** START OF Data lines **
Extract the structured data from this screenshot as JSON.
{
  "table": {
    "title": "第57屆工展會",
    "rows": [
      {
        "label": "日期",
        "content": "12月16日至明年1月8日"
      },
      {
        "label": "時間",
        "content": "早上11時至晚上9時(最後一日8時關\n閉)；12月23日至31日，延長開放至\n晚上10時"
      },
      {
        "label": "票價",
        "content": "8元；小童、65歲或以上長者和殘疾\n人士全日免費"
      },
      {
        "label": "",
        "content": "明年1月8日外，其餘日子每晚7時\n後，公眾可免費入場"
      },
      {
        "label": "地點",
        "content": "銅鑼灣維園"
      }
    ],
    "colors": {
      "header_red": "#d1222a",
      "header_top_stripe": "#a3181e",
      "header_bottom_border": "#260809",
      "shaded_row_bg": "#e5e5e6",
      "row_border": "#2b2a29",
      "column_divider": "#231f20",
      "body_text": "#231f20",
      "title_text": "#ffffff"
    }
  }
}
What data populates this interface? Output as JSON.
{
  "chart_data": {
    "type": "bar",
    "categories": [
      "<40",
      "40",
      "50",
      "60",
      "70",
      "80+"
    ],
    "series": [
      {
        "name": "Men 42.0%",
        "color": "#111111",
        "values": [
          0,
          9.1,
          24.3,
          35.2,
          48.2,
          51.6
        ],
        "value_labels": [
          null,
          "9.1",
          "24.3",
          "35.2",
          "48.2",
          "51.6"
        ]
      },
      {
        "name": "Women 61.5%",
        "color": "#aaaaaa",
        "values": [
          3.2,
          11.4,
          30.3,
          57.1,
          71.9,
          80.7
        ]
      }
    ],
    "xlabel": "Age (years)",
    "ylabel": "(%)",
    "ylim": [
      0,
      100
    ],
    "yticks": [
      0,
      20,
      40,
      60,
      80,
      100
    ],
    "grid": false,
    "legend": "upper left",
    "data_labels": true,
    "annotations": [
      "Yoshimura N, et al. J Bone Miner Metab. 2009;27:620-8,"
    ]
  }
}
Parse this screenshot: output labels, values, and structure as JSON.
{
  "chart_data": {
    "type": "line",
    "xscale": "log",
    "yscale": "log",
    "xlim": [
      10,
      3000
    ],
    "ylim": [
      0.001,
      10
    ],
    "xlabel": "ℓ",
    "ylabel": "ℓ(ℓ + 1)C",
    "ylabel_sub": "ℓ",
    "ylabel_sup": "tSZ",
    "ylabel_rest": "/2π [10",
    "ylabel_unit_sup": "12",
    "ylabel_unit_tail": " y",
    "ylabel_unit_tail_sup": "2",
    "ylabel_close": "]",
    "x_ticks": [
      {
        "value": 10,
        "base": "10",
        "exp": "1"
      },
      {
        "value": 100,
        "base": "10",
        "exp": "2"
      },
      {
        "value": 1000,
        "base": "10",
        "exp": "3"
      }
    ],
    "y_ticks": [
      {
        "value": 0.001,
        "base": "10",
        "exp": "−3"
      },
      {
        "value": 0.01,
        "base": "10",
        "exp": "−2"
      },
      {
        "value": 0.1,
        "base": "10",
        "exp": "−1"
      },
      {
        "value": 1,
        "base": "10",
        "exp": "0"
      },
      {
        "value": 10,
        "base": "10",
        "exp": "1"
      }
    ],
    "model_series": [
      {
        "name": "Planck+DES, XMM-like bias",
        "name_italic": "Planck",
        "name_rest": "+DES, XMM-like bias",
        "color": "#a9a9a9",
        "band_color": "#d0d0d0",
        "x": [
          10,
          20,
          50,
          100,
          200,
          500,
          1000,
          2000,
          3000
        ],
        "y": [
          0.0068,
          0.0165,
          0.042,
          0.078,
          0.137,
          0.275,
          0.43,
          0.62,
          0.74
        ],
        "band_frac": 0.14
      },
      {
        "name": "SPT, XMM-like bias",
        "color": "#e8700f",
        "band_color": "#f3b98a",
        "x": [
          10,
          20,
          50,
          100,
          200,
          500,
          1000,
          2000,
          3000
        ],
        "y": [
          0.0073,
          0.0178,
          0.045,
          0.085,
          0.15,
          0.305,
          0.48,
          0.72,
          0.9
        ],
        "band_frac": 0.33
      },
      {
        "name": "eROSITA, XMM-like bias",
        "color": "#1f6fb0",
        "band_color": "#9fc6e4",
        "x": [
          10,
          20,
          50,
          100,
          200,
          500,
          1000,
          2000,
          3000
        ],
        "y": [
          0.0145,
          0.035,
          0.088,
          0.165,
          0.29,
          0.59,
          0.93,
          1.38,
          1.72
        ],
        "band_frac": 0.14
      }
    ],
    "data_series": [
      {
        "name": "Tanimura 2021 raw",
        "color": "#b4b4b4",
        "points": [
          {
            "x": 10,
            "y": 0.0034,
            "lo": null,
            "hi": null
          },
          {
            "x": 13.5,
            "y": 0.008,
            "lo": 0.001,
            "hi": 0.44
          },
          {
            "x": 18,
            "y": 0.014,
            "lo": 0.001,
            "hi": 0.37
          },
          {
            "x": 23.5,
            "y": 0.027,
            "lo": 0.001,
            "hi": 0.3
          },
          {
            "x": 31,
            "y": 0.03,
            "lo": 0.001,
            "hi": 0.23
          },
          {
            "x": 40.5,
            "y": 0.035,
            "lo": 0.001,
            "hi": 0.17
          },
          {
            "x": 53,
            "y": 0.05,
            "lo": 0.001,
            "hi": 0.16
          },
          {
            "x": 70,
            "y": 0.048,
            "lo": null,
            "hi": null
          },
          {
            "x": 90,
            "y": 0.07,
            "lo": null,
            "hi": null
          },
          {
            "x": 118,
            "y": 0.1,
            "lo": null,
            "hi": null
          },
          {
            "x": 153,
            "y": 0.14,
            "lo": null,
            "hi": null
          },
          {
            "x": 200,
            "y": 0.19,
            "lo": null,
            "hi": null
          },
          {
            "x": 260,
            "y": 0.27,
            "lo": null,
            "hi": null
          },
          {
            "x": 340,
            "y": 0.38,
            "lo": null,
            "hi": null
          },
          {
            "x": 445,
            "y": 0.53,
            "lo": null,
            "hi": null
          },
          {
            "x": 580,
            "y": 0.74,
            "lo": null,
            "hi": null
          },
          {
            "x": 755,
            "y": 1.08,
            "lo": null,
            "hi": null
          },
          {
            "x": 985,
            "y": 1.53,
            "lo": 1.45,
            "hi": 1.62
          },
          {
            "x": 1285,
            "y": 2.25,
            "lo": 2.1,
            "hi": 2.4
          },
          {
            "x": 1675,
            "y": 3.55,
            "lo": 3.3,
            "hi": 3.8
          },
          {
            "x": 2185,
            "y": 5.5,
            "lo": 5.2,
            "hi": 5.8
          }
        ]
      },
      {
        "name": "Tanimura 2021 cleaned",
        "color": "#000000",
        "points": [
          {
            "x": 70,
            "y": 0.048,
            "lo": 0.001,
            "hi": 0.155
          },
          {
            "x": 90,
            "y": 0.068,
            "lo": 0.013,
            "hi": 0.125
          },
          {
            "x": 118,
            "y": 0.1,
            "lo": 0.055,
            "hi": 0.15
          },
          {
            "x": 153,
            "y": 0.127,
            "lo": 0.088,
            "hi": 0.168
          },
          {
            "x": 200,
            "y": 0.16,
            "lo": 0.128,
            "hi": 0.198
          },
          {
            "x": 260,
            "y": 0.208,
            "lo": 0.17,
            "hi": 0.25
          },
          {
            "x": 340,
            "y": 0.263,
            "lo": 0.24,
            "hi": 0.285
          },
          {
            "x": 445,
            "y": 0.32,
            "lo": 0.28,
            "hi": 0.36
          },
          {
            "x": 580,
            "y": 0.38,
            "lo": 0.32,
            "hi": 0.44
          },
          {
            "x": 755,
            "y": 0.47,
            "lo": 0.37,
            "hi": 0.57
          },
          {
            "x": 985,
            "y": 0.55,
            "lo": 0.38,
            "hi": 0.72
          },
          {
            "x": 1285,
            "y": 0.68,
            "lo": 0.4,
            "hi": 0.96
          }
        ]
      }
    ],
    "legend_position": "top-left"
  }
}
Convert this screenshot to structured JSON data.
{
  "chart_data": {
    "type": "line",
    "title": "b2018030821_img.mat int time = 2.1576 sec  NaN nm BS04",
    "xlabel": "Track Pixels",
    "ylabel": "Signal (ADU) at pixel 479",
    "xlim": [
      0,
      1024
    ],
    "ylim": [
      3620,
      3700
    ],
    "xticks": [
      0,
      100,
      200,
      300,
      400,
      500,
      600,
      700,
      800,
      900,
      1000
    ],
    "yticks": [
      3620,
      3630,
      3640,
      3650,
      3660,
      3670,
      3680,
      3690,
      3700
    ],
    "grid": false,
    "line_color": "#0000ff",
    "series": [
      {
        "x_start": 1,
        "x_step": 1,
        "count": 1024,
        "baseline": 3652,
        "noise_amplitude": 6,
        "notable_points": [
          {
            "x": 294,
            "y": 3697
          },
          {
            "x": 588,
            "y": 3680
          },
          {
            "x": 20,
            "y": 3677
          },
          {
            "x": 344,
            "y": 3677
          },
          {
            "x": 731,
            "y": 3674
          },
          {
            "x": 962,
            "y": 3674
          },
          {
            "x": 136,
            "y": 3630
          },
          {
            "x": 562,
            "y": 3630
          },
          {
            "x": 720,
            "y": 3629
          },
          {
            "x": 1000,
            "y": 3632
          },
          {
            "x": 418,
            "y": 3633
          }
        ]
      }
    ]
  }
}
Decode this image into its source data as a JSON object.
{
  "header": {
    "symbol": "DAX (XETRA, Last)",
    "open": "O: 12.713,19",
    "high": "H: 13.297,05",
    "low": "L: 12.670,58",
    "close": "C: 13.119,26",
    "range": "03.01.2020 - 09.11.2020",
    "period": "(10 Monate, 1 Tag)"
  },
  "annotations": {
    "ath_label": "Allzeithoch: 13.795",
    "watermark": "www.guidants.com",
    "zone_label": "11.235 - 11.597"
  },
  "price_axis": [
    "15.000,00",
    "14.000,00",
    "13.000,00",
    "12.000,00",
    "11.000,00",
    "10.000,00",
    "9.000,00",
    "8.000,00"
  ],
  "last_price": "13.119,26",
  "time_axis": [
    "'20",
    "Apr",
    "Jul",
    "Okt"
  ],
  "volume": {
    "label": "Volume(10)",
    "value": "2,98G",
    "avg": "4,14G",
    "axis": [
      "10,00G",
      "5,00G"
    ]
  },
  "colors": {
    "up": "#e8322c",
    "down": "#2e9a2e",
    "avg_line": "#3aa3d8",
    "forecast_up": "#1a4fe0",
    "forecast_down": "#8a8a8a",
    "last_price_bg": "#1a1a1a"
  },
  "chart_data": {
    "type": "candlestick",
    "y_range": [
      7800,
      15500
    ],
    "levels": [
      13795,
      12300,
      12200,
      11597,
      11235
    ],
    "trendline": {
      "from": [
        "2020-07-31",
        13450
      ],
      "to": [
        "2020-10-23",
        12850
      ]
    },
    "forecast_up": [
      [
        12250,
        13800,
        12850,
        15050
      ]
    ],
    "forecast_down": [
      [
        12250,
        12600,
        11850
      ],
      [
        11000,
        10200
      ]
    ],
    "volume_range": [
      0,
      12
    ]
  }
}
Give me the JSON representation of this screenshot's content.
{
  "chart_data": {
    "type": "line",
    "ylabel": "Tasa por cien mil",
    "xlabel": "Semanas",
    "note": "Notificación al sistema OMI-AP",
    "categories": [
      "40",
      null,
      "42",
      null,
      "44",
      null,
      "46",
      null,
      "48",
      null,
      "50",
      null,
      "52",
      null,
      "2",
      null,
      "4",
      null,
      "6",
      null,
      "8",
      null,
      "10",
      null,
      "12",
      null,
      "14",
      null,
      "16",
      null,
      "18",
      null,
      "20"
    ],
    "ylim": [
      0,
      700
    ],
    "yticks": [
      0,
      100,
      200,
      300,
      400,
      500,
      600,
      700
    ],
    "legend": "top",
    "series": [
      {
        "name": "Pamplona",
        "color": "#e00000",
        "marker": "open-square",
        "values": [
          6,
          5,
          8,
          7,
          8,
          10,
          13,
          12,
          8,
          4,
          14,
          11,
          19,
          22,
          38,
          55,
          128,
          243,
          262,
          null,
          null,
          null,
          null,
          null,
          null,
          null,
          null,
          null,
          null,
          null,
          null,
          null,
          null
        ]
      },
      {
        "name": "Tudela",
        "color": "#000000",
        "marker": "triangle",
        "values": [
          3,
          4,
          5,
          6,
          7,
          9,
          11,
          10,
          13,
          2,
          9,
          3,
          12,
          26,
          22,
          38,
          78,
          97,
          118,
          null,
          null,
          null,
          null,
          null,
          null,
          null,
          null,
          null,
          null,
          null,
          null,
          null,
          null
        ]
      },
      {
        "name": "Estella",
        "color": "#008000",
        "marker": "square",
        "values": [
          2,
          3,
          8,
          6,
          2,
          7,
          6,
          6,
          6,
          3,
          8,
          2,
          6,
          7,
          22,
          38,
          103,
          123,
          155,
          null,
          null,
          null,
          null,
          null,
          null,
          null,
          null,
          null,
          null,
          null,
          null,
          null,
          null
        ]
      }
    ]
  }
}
** END OF Data lines **
**Do this:**
Lines that include the word "JSON" are to be extracted from the data above.

**In response:**
Extract the structured data from this screenshot as JSON.
What data populates this interface? Output as JSON.
Parse this screenshot: output labels, values, and structure as JSON.
Convert this screenshot to structured JSON data.
Decode this image into its source data as a JSON object.
Give me the JSON representation of this screenshot's content.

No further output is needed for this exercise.